INFORMATION SHOWN ▸
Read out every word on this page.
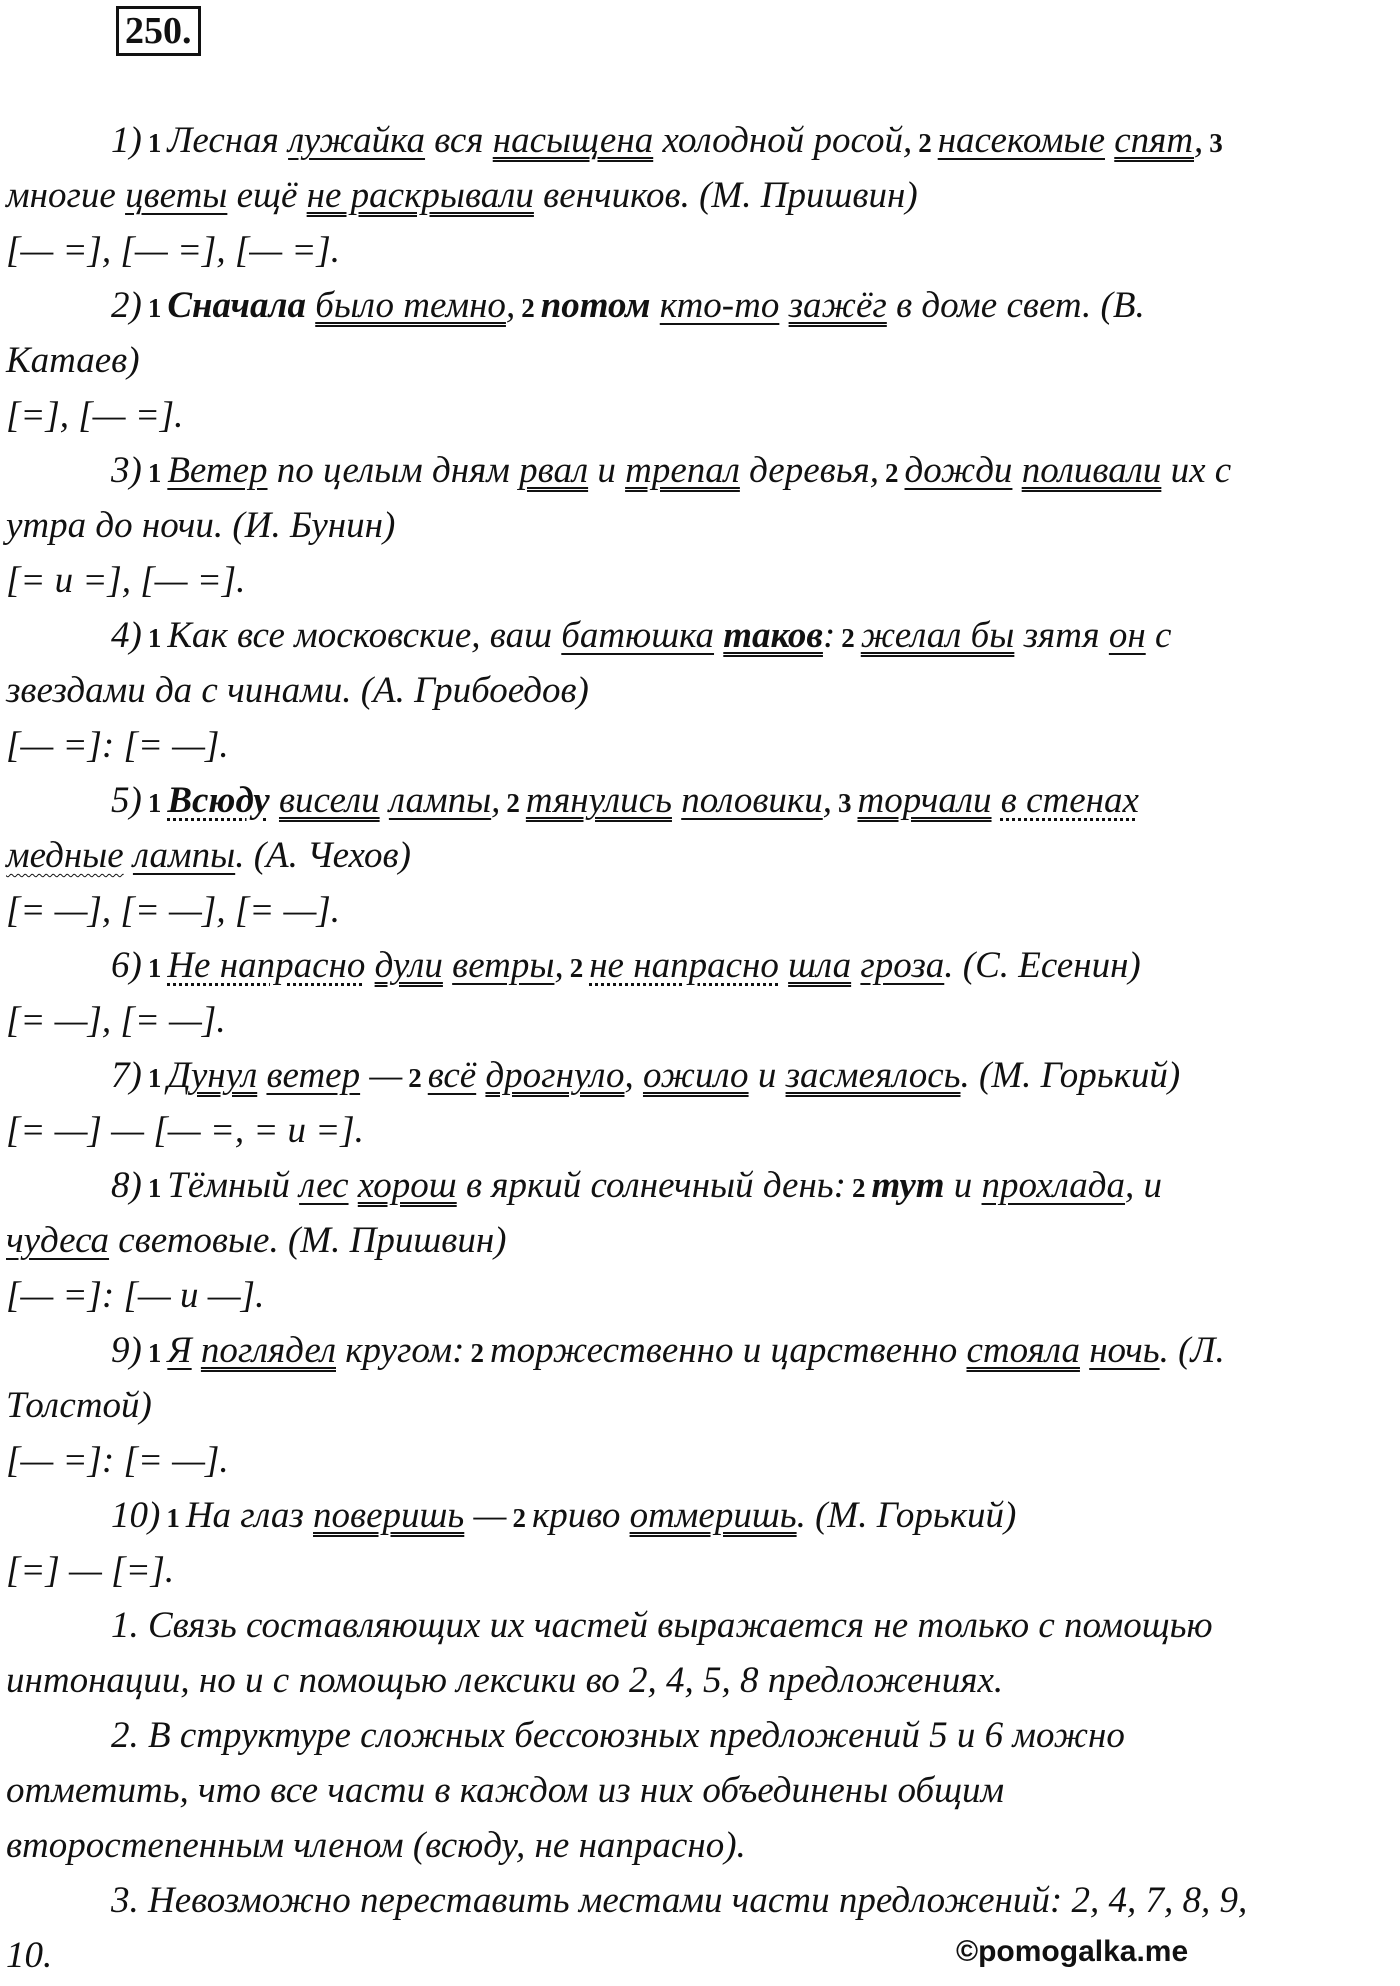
250.
1) 1 Лесная лужайка вся насыщена холодной росой, 2 насекомые спят, 3
многие цветы ещё не раскрывали венчиков. (М. Пришвин)
[— =], [— =], [— =].
2) 1 Сначала было темно, 2 потом кто-то зажёг в доме свет. (В.
Катаев)
[=], [— =].
3) 1 Ветер по целым дням рвал и трепал деревья, 2 дожди поливали их с
утра до ночи. (И. Бунин)
[= и =], [— =].
4) 1 Как все московские, ваш батюшка таков: 2 желал бы зятя он с
звездами да с чинами. (А. Грибоедов)
[— =]: [= —].
5) 1 Всюду висели лампы, 2 тянулись половики, 3 торчали в стенах
медные лампы. (А. Чехов)
[= —], [= —], [= —].
6) 1 Не напрасно дули ветры, 2 не напрасно шла гроза. (С. Есенин)
[= —], [= —].
7) 1 Дунул ветер — 2 всё дрогнуло, ожило и засмеялось. (М. Горький)
[= —] — [— =, = и =].
8) 1 Тёмный лес хорош в яркий солнечный день: 2 тут и прохлада, и
чудеса световые. (М. Пришвин)
[— =]: [— и —].
9) 1 Я поглядел кругом: 2 торжественно и царственно стояла ночь. (Л.
Толстой)
[— =]: [= —].
10) 1 На глаз поверишь — 2 криво отмеришь. (М. Горький)
[=] — [=].
1. Связь составляющих их частей выражается не только с помощью
интонации, но и с помощью лексики во 2, 4, 5, 8 предложениях.
2. В структуре сложных бессоюзных предложений 5 и 6 можно
отметить, что все части в каждом из них объединены общим
второстепенным членом (всюду, не напрасно).
3. Невозможно переставить местами части предложений: 2, 4, 7, 8, 9,
10.	©pomogalka.me
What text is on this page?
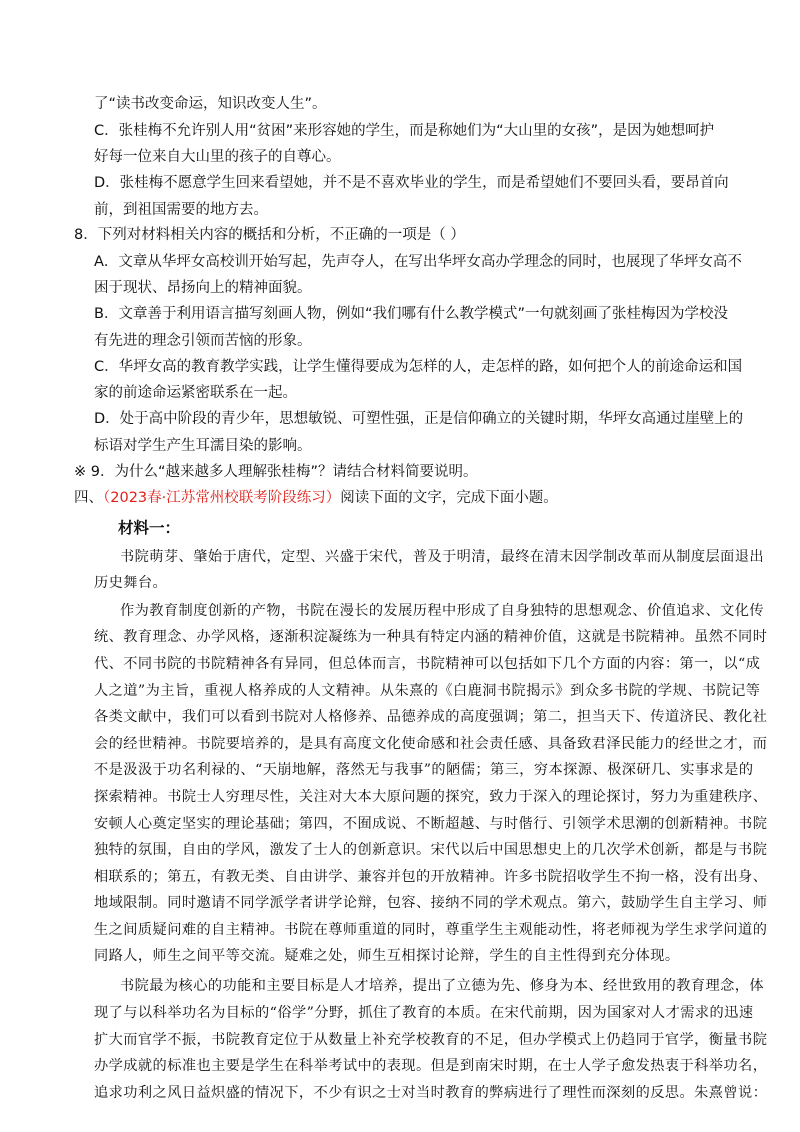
了“读书改变命运，知识改变人生”。
C．张桂梅不允许别人用“贫困”来形容她的学生，而是称她们为“大山里的女孩”，是因为她想呵护
好每一位来自大山里的孩子的自尊心。
D．张桂梅不愿意学生回来看望她，并不是不喜欢毕业的学生，而是希望她们不要回头看，要昂首向
前，到祖国需要的地方去。
8．下列对材料相关内容的概括和分析，不正确的一项是（ ）
A．文章从华坪女高校训开始写起，先声夺人，在写出华坪女高办学理念的同时，也展现了华坪女高不
困于现状、昂扬向上的精神面貌。
B．文章善于利用语言描写刻画人物，例如“我们哪有什么教学模式”一句就刻画了张桂梅因为学校没
有先进的理念引领而苦恼的形象。
C．华坪女高的教育教学实践，让学生懂得要成为怎样的人，走怎样的路，如何把个人的前途命运和国
家的前途命运紧密联系在一起。
D．处于高中阶段的青少年，思想敏锐、可塑性强，正是信仰确立的关键时期，华坪女高通过崖壁上的
标语对学生产生耳濡目染的影响。
※ 9．为什么“越来越多人理解张桂梅”？请结合材料简要说明。
四、（2023春·江苏常州校联考阶段练习）阅读下面的文字，完成下面小题。
材料一：
书院萌芽、肇始于唐代，定型、兴盛于宋代，普及于明清，最终在清末因学制改革而从制度层面退出
历史舞台。
作为教育制度创新的产物，书院在漫长的发展历程中形成了自身独特的思想观念、价值追求、文化传
统、教育理念、办学风格，逐渐积淀凝练为一种具有特定内涵的精神价值，这就是书院精神。虽然不同时
代、不同书院的书院精神各有异同，但总体而言，书院精神可以包括如下几个方面的内容：第一，以“成
人之道”为主旨，重视人格养成的人文精神。从朱熹的《白鹿洞书院揭示》到众多书院的学规、书院记等
各类文献中，我们可以看到书院对人格修养、品德养成的高度强调；第二，担当天下、传道济民、教化社
会的经世精神。书院要培养的，是具有高度文化使命感和社会责任感、具备致君泽民能力的经世之才，而
不是汲汲于功名利禄的、“天崩地解，落然无与我事”的陋儒；第三，穷本探源、极深研几、实事求是的
探索精神。书院士人穷理尽性，关注对大本大原问题的探究，致力于深入的理论探讨，努力为重建秩序、
安顿人心奠定坚实的理论基础；第四，不囿成说、不断超越、与时偕行、引领学术思潮的创新精神。书院
独特的氛围，自由的学风，激发了士人的创新意识。宋代以后中国思想史上的几次学术创新，都是与书院
相联系的；第五，有教无类、自由讲学、兼容并包的开放精神。许多书院招收学生不拘一格，没有出身、
地域限制。同时邀请不同学派学者讲学论辩，包容、接纳不同的学术观点。第六，鼓励学生自主学习、师
生之间质疑问难的自主精神。书院在尊师重道的同时，尊重学生主观能动性，将老师视为学生求学问道的
同路人，师生之间平等交流。疑难之处，师生互相探讨论辩，学生的自主性得到充分体现。
书院最为核心的功能和主要目标是人才培养，提出了立德为先、修身为本、经世致用的教育理念，体
现了与以科举功名为目标的“俗学”分野，抓住了教育的本质。在宋代前期，因为国家对人才需求的迅速
扩大而官学不振，书院教育定位于从数量上补充学校教育的不足，但办学模式上仍趋同于官学，衡量书院
办学成就的标准也主要是学生在科举考试中的表现。但是到南宋时期，在士人学子愈发热衷于科举功名，
追求功利之风日益炽盛的情况下，不少有识之士对当时教育的弊病进行了理性而深刻的反思。朱熹曾说：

WRITTEN REQUEST ▸ All of the lines above should be printed exactly, minus the pictures.

WRITTEN ANSWER ▸
Read out every word on this page.
250.
1) 1 Лесная лужайка вся насыщена холодной росой, 2 насекомые спят, 3
многие цветы ещё не раскрывали венчиков. (М. Пришвин)
[— =], [— =], [— =].
2) 1 Сначала было темно, 2 потом кто-то зажёг в доме свет. (В.
Катаев)
[=], [— =].
3) 1 Ветер по целым дням рвал и трепал деревья, 2 дожди поливали их с
утра до ночи. (И. Бунин)
[= и =], [— =].
4) 1 Как все московские, ваш батюшка таков: 2 желал бы зятя он с
звездами да с чинами. (А. Грибоедов)
[— =]: [= —].
5) 1 Всюду висели лампы, 2 тянулись половики, 3 торчали в стенах
медные лампы. (А. Чехов)
[= —], [= —], [= —].
6) 1 Не напрасно дули ветры, 2 не напрасно шла гроза. (С. Есенин)
[= —], [= —].
7) 1 Дунул ветер — 2 всё дрогнуло, ожило и засмеялось. (М. Горький)
[= —] — [— =, = и =].
8) 1 Тёмный лес хорош в яркий солнечный день: 2 тут и прохлада, и
чудеса световые. (М. Пришвин)
[— =]: [— и —].
9) 1 Я поглядел кругом: 2 торжественно и царственно стояла ночь. (Л.
Толстой)
[— =]: [= —].
10) 1 На глаз поверишь — 2 криво отмеришь. (М. Горький)
[=] — [=].
1. Связь составляющих их частей выражается не только с помощью
интонации, но и с помощью лексики во 2, 4, 5, 8 предложениях.
2. В структуре сложных бессоюзных предложений 5 и 6 можно
отметить, что все части в каждом из них объединены общим
второстепенным членом (всюду, не напрасно).
3. Невозможно переставить местами части предложений: 2, 4, 7, 8, 9,
10.	©pomogalka.me
What text is on this page?
了“读书改变命运，知识改变人生”。
C．张桂梅不允许别人用“贫困”来形容她的学生，而是称她们为“大山里的女孩”，是因为她想呵护
好每一位来自大山里的孩子的自尊心。
D．张桂梅不愿意学生回来看望她，并不是不喜欢毕业的学生，而是希望她们不要回头看，要昂首向
前，到祖国需要的地方去。
8．下列对材料相关内容的概括和分析，不正确的一项是（ ）
A．文章从华坪女高校训开始写起，先声夺人，在写出华坪女高办学理念的同时，也展现了华坪女高不
困于现状、昂扬向上的精神面貌。
B．文章善于利用语言描写刻画人物，例如“我们哪有什么教学模式”一句就刻画了张桂梅因为学校没
有先进的理念引领而苦恼的形象。
C．华坪女高的教育教学实践，让学生懂得要成为怎样的人，走怎样的路，如何把个人的前途命运和国
家的前途命运紧密联系在一起。
D．处于高中阶段的青少年，思想敏锐、可塑性强，正是信仰确立的关键时期，华坪女高通过崖壁上的
标语对学生产生耳濡目染的影响。
※ 9．为什么“越来越多人理解张桂梅”？请结合材料简要说明。
四、（2023春·江苏常州校联考阶段练习）阅读下面的文字，完成下面小题。
材料一：
书院萌芽、肇始于唐代，定型、兴盛于宋代，普及于明清，最终在清末因学制改革而从制度层面退出
历史舞台。
作为教育制度创新的产物，书院在漫长的发展历程中形成了自身独特的思想观念、价值追求、文化传
统、教育理念、办学风格，逐渐积淀凝练为一种具有特定内涵的精神价值，这就是书院精神。虽然不同时
代、不同书院的书院精神各有异同，但总体而言，书院精神可以包括如下几个方面的内容：第一，以“成
人之道”为主旨，重视人格养成的人文精神。从朱熹的《白鹿洞书院揭示》到众多书院的学规、书院记等
各类文献中，我们可以看到书院对人格修养、品德养成的高度强调；第二，担当天下、传道济民、教化社
会的经世精神。书院要培养的，是具有高度文化使命感和社会责任感、具备致君泽民能力的经世之才，而
不是汲汲于功名利禄的、“天崩地解，落然无与我事”的陋儒；第三，穷本探源、极深研几、实事求是的
探索精神。书院士人穷理尽性，关注对大本大原问题的探究，致力于深入的理论探讨，努力为重建秩序、
安顿人心奠定坚实的理论基础；第四，不囿成说、不断超越、与时偕行、引领学术思潮的创新精神。书院
独特的氛围，自由的学风，激发了士人的创新意识。宋代以后中国思想史上的几次学术创新，都是与书院
相联系的；第五，有教无类、自由讲学、兼容并包的开放精神。许多书院招收学生不拘一格，没有出身、
地域限制。同时邀请不同学派学者讲学论辩，包容、接纳不同的学术观点。第六，鼓励学生自主学习、师
生之间质疑问难的自主精神。书院在尊师重道的同时，尊重学生主观能动性，将老师视为学生求学问道的
同路人，师生之间平等交流。疑难之处，师生互相探讨论辩，学生的自主性得到充分体现。
书院最为核心的功能和主要目标是人才培养，提出了立德为先、修身为本、经世致用的教育理念，体
现了与以科举功名为目标的“俗学”分野，抓住了教育的本质。在宋代前期，因为国家对人才需求的迅速
扩大而官学不振，书院教育定位于从数量上补充学校教育的不足，但办学模式上仍趋同于官学，衡量书院
办学成就的标准也主要是学生在科举考试中的表现。但是到南宋时期，在士人学子愈发热衷于科举功名，
追求功利之风日益炽盛的情况下，不少有识之士对当时教育的弊病进行了理性而深刻的反思。朱熹曾说：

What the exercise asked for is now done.